▶ Written request
Reproduce the listing verbatim.

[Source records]
--
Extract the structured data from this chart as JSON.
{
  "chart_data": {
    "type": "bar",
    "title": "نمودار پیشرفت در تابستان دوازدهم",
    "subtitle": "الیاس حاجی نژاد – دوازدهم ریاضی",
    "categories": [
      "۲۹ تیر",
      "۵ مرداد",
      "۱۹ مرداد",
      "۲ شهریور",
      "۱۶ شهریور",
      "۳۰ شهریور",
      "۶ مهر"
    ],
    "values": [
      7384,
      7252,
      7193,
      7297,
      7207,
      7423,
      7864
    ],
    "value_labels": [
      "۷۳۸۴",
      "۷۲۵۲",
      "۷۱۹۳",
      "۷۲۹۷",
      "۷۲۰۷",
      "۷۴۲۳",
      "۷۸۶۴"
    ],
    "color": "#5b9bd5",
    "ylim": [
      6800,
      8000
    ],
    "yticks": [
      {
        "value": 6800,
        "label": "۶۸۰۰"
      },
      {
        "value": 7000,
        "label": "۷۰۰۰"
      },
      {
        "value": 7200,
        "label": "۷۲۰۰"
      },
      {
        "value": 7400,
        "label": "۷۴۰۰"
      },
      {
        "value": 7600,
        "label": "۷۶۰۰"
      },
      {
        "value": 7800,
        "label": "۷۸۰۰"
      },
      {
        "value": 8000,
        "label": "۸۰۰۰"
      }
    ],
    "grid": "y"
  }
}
--
▶ Solution to this exercise
Extract the structured data from this chart as JSON.
{
  "chart_data": {
    "type": "bar",
    "title": "نمودار پیشرفت در تابستان دوازدهم",
    "subtitle": "الیاس حاجی نژاد – دوازدهم ریاضی",
    "categories": [
      "۲۹ تیر",
      "۵ مرداد",
      "۱۹ مرداد",
      "۲ شهریور",
      "۱۶ شهریور",
      "۳۰ شهریور",
      "۶ مهر"
    ],
    "values": [
      7384,
      7252,
      7193,
      7297,
      7207,
      7423,
      7864
    ],
    "value_labels": [
      "۷۳۸۴",
      "۷۲۵۲",
      "۷۱۹۳",
      "۷۲۹۷",
      "۷۲۰۷",
      "۷۴۲۳",
      "۷۸۶۴"
    ],
    "color": "#5b9bd5",
    "ylim": [
      6800,
      8000
    ],
    "yticks": [
      {
        "value": 6800,
        "label": "۶۸۰۰"
      },
      {
        "value": 7000,
        "label": "۷۰۰۰"
      },
      {
        "value": 7200,
        "label": "۷۲۰۰"
      },
      {
        "value": 7400,
        "label": "۷۴۰۰"
      },
      {
        "value": 7600,
        "label": "۷۶۰۰"
      },
      {
        "value": 7800,
        "label": "۷۸۰۰"
      },
      {
        "value": 8000,
        "label": "۸۰۰۰"
      }
    ],
    "grid": "y"
  }
}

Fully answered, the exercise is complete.